*INPUT RECORDS*
◆ ◆ ◆ ◆ ◆

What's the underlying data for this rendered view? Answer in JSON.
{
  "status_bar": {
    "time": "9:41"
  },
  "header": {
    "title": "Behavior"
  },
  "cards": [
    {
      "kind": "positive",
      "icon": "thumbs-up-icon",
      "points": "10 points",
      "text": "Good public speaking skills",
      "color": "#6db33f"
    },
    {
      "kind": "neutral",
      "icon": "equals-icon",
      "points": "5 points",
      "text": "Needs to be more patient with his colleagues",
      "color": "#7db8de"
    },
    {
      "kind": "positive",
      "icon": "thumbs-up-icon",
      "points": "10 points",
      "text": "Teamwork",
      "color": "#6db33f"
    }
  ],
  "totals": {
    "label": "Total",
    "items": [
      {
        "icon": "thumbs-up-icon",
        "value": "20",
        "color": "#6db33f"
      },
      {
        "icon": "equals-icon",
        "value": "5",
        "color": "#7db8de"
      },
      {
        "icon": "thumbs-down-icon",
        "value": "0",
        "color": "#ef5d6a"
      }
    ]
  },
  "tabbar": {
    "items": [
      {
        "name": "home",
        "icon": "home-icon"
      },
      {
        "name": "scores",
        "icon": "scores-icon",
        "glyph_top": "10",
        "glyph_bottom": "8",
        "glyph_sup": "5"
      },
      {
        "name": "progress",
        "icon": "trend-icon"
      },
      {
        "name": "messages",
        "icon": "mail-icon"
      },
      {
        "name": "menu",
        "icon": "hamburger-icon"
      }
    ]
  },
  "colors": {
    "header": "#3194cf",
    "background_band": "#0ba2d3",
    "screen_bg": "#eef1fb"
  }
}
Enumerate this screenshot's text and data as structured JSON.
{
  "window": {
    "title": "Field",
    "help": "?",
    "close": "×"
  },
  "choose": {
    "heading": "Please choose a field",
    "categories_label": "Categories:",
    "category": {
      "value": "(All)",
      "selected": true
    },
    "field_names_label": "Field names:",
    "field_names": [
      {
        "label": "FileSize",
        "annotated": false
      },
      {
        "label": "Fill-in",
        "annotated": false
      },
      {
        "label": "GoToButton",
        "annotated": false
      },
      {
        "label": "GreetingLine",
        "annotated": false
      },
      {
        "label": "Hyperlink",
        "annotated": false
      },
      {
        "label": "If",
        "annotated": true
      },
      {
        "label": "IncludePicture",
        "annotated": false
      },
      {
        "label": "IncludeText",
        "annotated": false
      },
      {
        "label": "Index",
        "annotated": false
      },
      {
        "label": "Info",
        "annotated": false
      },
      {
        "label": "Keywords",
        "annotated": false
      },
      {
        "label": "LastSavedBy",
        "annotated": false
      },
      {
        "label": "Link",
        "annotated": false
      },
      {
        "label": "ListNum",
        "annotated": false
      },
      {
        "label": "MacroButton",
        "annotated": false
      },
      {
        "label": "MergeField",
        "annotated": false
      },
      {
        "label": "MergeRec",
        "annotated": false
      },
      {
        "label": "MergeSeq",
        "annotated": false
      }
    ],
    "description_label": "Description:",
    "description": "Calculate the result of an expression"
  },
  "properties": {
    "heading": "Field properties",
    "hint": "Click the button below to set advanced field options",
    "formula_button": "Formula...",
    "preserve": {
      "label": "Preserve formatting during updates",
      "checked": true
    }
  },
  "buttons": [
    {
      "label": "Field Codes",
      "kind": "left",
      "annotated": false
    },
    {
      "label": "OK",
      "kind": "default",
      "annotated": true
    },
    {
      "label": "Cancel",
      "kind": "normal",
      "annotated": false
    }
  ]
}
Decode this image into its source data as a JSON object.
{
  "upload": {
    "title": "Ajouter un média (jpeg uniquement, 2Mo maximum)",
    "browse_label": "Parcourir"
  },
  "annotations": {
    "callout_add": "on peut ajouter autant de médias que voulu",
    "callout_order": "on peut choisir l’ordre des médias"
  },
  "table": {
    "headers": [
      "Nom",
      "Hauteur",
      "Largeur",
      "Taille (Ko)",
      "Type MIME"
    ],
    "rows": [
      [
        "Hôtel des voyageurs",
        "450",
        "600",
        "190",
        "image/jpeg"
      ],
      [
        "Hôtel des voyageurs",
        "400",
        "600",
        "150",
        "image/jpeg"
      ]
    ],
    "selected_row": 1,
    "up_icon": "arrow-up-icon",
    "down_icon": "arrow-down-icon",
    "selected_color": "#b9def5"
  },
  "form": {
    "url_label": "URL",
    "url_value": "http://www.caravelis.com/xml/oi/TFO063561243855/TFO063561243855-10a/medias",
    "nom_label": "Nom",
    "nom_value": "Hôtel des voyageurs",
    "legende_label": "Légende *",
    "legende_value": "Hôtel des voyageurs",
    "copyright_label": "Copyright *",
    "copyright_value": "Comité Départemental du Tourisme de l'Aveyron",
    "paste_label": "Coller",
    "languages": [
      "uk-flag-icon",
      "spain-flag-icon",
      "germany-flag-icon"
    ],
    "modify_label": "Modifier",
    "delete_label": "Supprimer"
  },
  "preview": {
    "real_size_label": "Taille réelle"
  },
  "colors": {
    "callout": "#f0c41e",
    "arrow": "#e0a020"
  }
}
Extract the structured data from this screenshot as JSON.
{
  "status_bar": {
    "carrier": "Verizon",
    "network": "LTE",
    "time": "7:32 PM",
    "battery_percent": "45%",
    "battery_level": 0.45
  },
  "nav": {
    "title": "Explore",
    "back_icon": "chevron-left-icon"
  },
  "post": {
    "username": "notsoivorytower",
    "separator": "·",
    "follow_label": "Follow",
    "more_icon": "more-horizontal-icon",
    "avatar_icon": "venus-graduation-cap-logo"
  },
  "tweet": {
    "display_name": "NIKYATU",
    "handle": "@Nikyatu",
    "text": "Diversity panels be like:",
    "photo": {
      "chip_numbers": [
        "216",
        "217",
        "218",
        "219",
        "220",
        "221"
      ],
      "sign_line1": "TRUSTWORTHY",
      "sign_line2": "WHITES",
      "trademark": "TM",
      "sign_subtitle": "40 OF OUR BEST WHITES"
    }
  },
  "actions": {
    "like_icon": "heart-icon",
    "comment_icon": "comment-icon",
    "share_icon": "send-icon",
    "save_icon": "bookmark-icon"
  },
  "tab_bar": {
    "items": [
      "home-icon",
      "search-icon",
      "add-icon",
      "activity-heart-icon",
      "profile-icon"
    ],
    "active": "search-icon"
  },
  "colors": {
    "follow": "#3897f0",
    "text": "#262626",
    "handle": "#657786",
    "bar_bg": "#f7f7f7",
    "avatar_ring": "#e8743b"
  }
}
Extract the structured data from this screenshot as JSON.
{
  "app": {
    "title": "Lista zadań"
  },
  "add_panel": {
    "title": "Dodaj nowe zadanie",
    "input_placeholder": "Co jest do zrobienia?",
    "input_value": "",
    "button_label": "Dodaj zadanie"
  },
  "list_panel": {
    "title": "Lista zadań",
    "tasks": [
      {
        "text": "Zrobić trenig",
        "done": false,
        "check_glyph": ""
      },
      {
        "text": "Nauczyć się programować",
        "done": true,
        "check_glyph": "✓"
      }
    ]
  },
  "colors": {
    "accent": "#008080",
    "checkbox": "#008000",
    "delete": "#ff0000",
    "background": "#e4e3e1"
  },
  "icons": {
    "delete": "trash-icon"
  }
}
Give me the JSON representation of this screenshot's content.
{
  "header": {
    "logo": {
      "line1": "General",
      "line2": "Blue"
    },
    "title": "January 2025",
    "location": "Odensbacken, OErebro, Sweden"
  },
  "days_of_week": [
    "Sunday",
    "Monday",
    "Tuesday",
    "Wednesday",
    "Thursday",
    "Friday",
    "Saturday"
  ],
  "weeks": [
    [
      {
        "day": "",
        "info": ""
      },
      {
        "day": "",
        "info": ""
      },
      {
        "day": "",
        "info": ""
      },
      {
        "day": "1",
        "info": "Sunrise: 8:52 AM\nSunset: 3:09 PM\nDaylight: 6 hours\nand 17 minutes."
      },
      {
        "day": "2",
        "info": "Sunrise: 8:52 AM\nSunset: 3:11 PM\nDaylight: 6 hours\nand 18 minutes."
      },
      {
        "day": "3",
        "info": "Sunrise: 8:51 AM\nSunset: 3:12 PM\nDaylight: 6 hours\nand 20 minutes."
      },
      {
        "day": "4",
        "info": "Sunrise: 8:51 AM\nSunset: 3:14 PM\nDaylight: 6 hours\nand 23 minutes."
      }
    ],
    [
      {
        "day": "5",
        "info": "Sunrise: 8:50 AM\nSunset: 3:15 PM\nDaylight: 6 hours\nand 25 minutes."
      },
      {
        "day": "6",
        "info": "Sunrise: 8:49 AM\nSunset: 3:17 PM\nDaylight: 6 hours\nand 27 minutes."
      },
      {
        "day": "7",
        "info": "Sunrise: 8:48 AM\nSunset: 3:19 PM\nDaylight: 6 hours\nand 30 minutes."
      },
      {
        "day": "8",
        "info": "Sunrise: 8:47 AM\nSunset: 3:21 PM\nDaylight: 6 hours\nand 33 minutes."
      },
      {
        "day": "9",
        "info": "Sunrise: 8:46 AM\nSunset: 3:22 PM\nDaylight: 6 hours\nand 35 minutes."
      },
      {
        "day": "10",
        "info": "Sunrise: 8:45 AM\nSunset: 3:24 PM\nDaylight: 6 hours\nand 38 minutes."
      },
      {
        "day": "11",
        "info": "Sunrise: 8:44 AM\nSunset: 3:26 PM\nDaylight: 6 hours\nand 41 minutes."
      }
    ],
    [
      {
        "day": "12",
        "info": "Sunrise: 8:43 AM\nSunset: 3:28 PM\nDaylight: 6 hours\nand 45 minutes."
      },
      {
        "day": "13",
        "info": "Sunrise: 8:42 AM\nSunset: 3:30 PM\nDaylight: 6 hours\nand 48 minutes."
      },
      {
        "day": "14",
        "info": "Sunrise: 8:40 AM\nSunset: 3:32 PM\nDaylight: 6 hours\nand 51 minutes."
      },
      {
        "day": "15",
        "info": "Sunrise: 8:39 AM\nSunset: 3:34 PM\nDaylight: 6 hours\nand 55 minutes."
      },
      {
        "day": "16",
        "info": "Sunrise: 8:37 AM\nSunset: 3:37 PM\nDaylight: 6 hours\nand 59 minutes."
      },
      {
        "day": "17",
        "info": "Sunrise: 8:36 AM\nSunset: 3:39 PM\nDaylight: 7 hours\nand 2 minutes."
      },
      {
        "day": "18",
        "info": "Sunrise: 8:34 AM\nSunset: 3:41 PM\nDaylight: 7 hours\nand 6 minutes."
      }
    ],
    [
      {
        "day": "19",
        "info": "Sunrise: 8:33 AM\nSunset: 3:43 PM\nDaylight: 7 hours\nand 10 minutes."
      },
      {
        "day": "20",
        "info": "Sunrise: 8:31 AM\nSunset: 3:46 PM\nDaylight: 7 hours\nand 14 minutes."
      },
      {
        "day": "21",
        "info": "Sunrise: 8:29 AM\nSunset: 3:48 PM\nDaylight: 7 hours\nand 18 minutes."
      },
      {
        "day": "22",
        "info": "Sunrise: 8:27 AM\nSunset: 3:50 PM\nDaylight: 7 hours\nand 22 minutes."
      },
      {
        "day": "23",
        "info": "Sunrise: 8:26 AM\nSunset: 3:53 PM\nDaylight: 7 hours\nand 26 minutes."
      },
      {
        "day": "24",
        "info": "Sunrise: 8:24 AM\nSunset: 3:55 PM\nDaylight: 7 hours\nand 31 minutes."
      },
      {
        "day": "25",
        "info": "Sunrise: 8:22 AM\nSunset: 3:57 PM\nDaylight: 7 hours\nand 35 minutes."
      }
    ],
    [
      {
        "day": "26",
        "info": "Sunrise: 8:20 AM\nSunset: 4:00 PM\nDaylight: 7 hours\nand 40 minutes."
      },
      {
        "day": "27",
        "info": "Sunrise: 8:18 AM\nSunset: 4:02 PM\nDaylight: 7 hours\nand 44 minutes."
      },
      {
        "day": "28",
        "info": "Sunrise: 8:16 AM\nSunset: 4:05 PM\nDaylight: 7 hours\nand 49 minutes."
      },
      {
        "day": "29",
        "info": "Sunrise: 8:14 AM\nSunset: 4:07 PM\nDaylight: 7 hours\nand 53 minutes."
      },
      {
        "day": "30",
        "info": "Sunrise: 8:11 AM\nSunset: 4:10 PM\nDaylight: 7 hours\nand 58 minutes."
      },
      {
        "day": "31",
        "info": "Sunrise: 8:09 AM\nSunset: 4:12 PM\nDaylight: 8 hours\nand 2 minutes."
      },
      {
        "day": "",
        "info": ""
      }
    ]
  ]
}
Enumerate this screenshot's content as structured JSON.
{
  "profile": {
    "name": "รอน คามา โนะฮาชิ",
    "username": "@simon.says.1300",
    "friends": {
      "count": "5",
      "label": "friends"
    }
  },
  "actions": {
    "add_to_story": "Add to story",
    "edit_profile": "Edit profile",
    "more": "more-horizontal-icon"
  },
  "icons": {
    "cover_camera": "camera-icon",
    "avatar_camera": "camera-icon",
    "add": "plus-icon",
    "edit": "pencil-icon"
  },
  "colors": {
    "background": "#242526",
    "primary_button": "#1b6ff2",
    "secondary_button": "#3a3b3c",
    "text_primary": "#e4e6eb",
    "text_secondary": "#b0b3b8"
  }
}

◆ ◆ ◆ ◆ ◆

*WHAT IS ASKED*
Among the entries above, how many lines hold the string "horizontal"? Respond with nothing but the number.

*OUTPUT*
2